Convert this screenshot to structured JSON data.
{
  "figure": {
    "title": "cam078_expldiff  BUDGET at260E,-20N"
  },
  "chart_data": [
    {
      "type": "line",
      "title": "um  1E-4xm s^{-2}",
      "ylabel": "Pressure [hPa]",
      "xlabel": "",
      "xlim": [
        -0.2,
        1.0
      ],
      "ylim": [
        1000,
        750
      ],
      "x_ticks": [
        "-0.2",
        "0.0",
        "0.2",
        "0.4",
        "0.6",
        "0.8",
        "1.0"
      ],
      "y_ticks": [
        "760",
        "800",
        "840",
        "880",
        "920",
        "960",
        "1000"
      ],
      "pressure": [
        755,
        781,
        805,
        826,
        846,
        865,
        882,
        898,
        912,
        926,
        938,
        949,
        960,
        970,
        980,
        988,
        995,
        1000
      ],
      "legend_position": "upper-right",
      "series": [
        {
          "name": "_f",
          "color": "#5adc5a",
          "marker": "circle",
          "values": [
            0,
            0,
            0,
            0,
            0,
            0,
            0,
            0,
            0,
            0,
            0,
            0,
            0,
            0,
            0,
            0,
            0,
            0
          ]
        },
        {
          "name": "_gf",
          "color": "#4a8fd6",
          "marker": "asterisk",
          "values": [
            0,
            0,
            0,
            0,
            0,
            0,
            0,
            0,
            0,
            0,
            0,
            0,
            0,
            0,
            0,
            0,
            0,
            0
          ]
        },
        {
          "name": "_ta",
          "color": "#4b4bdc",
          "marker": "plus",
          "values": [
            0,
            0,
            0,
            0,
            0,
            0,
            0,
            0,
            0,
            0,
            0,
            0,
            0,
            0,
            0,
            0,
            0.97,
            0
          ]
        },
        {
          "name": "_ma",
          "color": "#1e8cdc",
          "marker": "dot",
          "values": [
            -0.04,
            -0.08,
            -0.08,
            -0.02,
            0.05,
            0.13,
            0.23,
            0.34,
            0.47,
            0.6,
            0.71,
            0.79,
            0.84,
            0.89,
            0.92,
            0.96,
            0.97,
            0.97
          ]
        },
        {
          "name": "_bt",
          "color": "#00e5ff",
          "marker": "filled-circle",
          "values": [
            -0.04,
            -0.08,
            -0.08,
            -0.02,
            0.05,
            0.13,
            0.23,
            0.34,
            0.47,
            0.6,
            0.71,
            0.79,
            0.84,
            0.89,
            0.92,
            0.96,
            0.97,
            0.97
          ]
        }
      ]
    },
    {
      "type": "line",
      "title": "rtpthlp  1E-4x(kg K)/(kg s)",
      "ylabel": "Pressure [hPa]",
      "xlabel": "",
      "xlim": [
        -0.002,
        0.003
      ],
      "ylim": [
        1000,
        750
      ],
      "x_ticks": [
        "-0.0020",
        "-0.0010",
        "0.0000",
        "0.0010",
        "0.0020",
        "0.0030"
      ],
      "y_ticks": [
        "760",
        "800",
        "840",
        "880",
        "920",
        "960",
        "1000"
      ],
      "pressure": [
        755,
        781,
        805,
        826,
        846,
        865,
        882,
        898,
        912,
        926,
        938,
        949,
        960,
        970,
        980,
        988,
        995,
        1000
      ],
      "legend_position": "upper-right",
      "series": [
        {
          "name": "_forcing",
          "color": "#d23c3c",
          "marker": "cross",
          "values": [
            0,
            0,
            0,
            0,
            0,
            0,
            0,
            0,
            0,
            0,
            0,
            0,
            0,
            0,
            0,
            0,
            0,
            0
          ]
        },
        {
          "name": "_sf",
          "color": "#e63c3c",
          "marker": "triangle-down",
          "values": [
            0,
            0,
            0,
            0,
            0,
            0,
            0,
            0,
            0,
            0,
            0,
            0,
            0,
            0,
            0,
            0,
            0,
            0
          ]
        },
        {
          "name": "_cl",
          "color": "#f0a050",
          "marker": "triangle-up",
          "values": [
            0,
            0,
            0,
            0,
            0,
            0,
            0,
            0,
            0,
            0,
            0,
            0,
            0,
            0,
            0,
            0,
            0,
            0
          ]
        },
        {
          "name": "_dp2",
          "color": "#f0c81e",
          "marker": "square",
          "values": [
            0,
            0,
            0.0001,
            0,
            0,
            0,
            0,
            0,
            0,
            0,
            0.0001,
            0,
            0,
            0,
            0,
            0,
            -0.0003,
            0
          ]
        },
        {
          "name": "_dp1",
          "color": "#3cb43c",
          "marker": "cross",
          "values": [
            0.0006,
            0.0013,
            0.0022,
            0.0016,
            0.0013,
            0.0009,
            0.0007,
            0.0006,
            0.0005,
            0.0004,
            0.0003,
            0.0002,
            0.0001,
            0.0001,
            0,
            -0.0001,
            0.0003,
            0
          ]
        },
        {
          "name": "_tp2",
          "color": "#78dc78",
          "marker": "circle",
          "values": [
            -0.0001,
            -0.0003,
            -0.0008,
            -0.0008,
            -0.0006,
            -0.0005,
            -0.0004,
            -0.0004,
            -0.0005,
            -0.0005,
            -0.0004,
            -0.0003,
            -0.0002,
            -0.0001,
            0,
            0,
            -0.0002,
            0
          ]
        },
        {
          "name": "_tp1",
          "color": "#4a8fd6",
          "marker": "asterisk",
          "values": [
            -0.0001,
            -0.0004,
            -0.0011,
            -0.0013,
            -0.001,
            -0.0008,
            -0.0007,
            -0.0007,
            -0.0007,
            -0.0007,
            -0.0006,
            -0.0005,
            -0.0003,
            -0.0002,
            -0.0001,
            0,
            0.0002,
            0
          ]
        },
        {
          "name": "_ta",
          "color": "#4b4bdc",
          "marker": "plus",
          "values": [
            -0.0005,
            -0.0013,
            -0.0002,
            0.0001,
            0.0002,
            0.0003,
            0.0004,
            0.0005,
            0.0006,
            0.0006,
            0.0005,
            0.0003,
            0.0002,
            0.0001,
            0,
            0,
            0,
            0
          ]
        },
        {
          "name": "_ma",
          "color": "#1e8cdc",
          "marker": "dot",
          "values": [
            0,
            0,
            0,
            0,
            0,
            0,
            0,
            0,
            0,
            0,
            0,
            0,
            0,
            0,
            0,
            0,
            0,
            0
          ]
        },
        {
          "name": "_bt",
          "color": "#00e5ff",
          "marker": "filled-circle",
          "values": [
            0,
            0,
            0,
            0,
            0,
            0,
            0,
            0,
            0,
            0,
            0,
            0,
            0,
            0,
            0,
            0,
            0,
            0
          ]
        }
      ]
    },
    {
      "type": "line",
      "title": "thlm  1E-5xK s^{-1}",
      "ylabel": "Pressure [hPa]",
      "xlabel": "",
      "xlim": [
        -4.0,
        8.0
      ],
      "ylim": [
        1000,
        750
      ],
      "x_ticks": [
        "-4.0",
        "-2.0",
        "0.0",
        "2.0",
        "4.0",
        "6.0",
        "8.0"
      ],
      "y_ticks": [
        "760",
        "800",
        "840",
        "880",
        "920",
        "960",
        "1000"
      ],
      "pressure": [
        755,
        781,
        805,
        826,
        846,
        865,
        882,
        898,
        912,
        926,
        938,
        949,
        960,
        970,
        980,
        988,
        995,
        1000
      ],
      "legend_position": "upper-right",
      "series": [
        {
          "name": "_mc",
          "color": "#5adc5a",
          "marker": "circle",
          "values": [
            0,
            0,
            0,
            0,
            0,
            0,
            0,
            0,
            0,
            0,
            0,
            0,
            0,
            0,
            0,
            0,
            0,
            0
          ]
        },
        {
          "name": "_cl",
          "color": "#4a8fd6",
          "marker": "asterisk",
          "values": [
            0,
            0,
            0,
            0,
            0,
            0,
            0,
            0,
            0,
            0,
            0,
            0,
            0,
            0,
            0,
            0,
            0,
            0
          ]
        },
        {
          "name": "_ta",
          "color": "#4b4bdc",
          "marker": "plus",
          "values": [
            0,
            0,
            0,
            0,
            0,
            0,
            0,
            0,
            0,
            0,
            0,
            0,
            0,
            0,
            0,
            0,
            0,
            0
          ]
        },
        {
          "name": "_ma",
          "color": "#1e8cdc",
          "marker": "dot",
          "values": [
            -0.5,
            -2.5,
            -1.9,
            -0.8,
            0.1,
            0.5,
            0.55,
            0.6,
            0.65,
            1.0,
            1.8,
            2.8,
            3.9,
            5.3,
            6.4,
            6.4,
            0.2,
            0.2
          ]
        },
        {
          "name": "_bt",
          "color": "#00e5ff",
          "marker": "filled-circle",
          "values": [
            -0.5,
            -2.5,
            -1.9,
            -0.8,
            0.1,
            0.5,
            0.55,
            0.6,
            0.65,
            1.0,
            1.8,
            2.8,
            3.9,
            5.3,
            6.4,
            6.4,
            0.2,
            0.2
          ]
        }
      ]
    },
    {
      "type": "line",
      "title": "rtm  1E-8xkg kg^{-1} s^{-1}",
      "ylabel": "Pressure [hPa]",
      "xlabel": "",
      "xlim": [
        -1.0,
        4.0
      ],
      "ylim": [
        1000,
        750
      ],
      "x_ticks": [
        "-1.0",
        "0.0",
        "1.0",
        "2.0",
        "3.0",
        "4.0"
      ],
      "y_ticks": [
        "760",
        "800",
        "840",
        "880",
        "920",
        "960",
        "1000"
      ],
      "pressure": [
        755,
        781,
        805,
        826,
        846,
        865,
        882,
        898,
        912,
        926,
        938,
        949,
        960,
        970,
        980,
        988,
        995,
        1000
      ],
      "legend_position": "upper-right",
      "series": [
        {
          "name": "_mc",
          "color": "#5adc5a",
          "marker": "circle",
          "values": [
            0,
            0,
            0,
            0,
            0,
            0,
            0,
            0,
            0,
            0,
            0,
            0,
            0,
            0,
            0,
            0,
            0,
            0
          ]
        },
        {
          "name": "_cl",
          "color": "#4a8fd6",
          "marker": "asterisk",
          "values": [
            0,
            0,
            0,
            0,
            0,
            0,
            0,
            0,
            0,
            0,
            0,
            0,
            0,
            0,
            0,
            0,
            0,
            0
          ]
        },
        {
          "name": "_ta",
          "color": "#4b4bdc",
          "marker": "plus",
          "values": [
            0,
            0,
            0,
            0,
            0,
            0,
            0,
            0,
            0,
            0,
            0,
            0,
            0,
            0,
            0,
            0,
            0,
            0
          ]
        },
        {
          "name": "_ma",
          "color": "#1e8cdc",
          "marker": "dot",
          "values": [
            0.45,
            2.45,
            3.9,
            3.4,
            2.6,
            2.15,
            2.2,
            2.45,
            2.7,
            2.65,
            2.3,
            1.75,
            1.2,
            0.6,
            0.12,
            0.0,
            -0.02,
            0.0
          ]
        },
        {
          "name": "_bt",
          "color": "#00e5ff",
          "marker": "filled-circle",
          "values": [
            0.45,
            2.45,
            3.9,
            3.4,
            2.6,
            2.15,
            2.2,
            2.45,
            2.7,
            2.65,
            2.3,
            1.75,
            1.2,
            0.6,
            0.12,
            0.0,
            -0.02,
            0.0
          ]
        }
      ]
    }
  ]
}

■ ■ ■ ■ ■ ■ ■

### [The request]
Gather all the lines that include the word "triangle" and copy them out.

### [Task answer]
          "marker": "triangle-down",
          "marker": "triangle-up",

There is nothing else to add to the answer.